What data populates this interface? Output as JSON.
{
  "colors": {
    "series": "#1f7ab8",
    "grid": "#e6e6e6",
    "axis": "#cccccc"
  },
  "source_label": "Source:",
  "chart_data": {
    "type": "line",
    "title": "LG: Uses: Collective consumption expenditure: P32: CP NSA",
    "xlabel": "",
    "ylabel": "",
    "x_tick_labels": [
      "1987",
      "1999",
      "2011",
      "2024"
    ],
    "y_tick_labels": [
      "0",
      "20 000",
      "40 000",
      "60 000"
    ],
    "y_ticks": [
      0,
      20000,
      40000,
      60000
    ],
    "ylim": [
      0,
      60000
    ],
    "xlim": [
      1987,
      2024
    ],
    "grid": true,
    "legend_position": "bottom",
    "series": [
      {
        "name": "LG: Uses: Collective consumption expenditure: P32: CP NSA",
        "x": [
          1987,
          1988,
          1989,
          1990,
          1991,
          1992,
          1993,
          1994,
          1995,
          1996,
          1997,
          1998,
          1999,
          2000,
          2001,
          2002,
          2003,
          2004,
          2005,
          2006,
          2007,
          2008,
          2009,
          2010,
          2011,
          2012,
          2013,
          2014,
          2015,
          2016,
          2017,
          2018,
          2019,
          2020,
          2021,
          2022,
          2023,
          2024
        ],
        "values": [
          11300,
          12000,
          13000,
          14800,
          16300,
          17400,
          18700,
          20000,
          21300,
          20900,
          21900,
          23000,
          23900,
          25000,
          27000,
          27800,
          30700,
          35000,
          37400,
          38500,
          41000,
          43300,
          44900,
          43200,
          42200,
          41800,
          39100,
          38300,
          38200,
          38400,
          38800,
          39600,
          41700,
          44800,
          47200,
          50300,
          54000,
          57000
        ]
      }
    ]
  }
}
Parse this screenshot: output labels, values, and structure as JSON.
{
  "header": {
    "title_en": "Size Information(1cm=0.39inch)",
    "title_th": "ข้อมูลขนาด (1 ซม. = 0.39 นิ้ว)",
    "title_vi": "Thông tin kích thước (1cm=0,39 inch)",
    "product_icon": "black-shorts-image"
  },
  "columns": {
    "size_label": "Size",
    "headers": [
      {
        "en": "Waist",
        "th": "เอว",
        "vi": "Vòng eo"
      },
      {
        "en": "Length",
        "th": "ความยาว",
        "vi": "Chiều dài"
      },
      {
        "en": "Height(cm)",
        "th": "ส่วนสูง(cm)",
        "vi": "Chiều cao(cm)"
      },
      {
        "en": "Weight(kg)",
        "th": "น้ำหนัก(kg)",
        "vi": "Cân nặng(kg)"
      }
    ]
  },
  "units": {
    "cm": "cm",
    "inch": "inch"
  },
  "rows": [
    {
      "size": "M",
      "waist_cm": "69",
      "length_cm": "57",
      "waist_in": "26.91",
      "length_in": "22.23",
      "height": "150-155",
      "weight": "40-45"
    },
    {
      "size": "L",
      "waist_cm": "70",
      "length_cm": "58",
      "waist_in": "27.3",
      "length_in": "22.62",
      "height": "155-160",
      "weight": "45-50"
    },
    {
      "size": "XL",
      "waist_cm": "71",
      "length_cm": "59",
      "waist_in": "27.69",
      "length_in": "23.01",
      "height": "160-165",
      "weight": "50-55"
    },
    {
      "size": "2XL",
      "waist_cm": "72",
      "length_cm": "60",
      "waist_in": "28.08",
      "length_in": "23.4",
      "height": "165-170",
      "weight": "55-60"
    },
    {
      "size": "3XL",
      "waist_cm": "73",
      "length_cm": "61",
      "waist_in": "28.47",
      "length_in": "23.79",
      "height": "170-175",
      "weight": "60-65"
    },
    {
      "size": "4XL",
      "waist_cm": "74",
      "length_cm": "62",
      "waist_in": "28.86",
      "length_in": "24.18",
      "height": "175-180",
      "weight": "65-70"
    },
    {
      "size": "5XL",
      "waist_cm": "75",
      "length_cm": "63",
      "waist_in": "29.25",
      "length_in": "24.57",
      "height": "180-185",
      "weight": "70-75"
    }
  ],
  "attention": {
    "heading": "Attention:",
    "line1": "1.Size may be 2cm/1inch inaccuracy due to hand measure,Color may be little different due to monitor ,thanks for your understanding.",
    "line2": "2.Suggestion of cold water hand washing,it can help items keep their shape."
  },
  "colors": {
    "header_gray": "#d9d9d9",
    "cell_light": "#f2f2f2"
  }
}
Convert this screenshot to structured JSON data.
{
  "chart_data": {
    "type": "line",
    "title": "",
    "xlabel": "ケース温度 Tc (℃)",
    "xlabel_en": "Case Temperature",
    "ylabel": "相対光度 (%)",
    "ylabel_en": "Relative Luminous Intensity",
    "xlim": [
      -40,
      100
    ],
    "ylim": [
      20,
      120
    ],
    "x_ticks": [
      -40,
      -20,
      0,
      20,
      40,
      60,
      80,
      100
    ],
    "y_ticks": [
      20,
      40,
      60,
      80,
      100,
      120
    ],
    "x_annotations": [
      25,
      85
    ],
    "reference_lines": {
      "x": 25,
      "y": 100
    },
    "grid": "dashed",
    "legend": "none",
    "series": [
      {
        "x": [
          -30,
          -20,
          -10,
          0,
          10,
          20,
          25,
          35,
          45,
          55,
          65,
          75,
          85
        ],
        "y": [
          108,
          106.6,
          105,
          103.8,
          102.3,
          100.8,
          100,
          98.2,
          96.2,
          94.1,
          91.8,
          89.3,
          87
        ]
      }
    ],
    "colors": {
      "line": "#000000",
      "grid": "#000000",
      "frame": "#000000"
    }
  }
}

TASK DESCRIPTION => Check each line of the records for the word "Uses" and extract those that contain it.

ANSWER TO THE EXERCISE =>
    "title": "LG: Uses: Collective consumption expenditure: P32: CP NSA",
        "name": "LG: Uses: Collective consumption expenditure: P32: CP NSA",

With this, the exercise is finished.